##### Task material #####

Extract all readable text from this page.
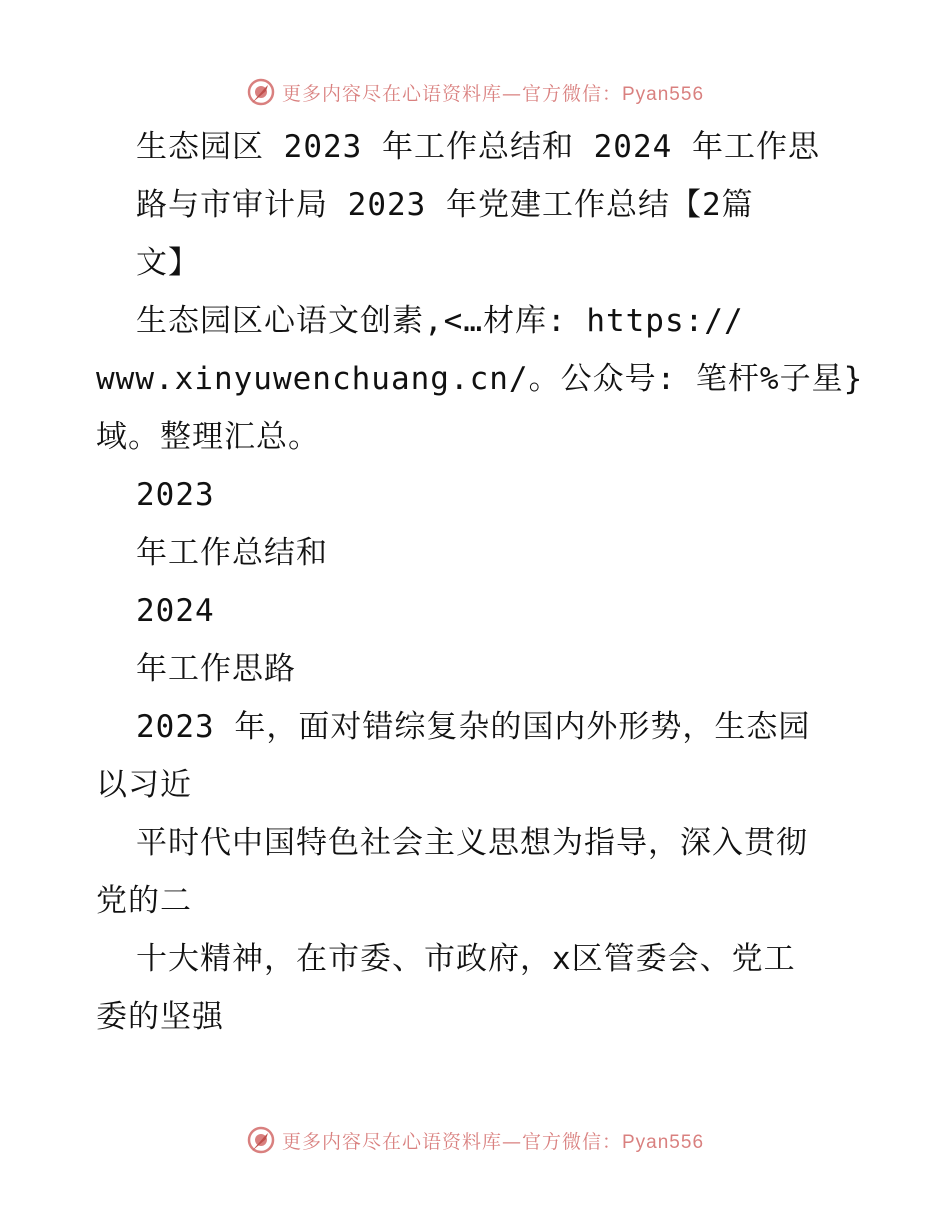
更多内容尽在心语资料库—官方微信：Pyan556
生态园区 2023 年工作总结和 2024 年工作思
路与市审计局 2023 年党建工作总结【2篇
文】
生态园区心语文创素,<…材库: https://
www.xinyuwenchuang.cn/。公众号: 笔杆%子星}
域。整理汇总。
2023
年工作总结和
2024
年工作思路
2023 年，面对错综复杂的国内外形势，生态园
以习近
平时代中国特色社会主义思想为指导，深入贯彻
党的二
十大精神，在市委、市政府，x区管委会、党工
委的坚强
更多内容尽在心语资料库—官方微信：Pyan556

#####

Set exercise:
Your copy should match the records word for word, with the pictures removed.

Result:
Extract all readable text from this page.
更多内容尽在心语资料库—官方微信：Pyan556
生态园区 2023 年工作总结和 2024 年工作思
路与市审计局 2023 年党建工作总结【2篇
文】
生态园区心语文创素,<…材库: https://
www.xinyuwenchuang.cn/。公众号: 笔杆%子星}
域。整理汇总。
2023
年工作总结和
2024
年工作思路
2023 年，面对错综复杂的国内外形势，生态园
以习近
平时代中国特色社会主义思想为指导，深入贯彻
党的二
十大精神，在市委、市政府，x区管委会、党工
委的坚强
更多内容尽在心语资料库—官方微信：Pyan556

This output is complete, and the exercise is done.